(Lines of data)
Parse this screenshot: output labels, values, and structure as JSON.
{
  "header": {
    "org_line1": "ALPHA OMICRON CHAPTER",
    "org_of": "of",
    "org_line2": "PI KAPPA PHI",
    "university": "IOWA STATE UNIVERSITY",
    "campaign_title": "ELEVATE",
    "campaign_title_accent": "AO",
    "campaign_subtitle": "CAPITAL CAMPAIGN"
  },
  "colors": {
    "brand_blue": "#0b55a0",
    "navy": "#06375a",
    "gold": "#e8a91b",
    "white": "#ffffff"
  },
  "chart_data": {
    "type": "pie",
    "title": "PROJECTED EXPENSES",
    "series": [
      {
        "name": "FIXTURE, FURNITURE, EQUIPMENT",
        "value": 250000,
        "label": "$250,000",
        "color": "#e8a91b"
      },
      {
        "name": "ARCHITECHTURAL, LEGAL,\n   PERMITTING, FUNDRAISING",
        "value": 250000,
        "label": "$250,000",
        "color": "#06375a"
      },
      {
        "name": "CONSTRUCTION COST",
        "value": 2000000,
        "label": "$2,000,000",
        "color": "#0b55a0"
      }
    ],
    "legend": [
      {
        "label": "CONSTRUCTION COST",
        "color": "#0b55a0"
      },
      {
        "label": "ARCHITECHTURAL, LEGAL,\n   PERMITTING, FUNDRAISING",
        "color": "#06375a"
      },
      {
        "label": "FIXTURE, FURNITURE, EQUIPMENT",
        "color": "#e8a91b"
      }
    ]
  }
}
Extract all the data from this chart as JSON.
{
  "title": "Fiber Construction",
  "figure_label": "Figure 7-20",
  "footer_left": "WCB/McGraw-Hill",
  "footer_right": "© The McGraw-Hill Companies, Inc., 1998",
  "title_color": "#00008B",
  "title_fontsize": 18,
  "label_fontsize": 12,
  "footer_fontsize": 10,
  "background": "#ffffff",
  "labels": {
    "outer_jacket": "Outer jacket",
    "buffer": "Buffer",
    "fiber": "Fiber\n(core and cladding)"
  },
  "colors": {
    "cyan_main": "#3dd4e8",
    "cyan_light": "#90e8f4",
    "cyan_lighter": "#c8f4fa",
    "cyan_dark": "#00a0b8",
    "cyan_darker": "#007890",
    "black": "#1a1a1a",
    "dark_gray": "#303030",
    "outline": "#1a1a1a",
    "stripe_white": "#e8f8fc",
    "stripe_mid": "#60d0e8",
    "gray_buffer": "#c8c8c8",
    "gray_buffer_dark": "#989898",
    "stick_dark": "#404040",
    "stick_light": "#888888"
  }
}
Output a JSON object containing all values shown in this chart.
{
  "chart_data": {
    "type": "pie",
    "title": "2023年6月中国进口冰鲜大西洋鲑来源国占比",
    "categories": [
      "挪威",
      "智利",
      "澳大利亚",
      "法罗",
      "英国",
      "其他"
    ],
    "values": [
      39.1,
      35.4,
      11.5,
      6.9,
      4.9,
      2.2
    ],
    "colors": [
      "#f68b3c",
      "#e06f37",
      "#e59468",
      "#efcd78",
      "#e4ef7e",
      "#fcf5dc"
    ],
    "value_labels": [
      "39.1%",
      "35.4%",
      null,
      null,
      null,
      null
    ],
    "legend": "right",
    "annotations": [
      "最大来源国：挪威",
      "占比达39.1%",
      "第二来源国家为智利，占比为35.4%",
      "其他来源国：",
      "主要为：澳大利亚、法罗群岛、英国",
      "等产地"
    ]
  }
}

* Problem description
Only the lines from the one containing "Output a JSON" through the end of the material should be reproduced, exactly, with both ends included.

* Written answer
Output a JSON object containing all values shown in this chart.
{
  "chart_data": {
    "type": "pie",
    "title": "2023年6月中国进口冰鲜大西洋鲑来源国占比",
    "categories": [
      "挪威",
      "智利",
      "澳大利亚",
      "法罗",
      "英国",
      "其他"
    ],
    "values": [
      39.1,
      35.4,
      11.5,
      6.9,
      4.9,
      2.2
    ],
    "colors": [
      "#f68b3c",
      "#e06f37",
      "#e59468",
      "#efcd78",
      "#e4ef7e",
      "#fcf5dc"
    ],
    "value_labels": [
      "39.1%",
      "35.4%",
      null,
      null,
      null,
      null
    ],
    "legend": "right",
    "annotations": [
      "最大来源国：挪威",
      "占比达39.1%",
      "第二来源国家为智利，占比为35.4%",
      "其他来源国：",
      "主要为：澳大利亚、法罗群岛、英国",
      "等产地"
    ]
  }
}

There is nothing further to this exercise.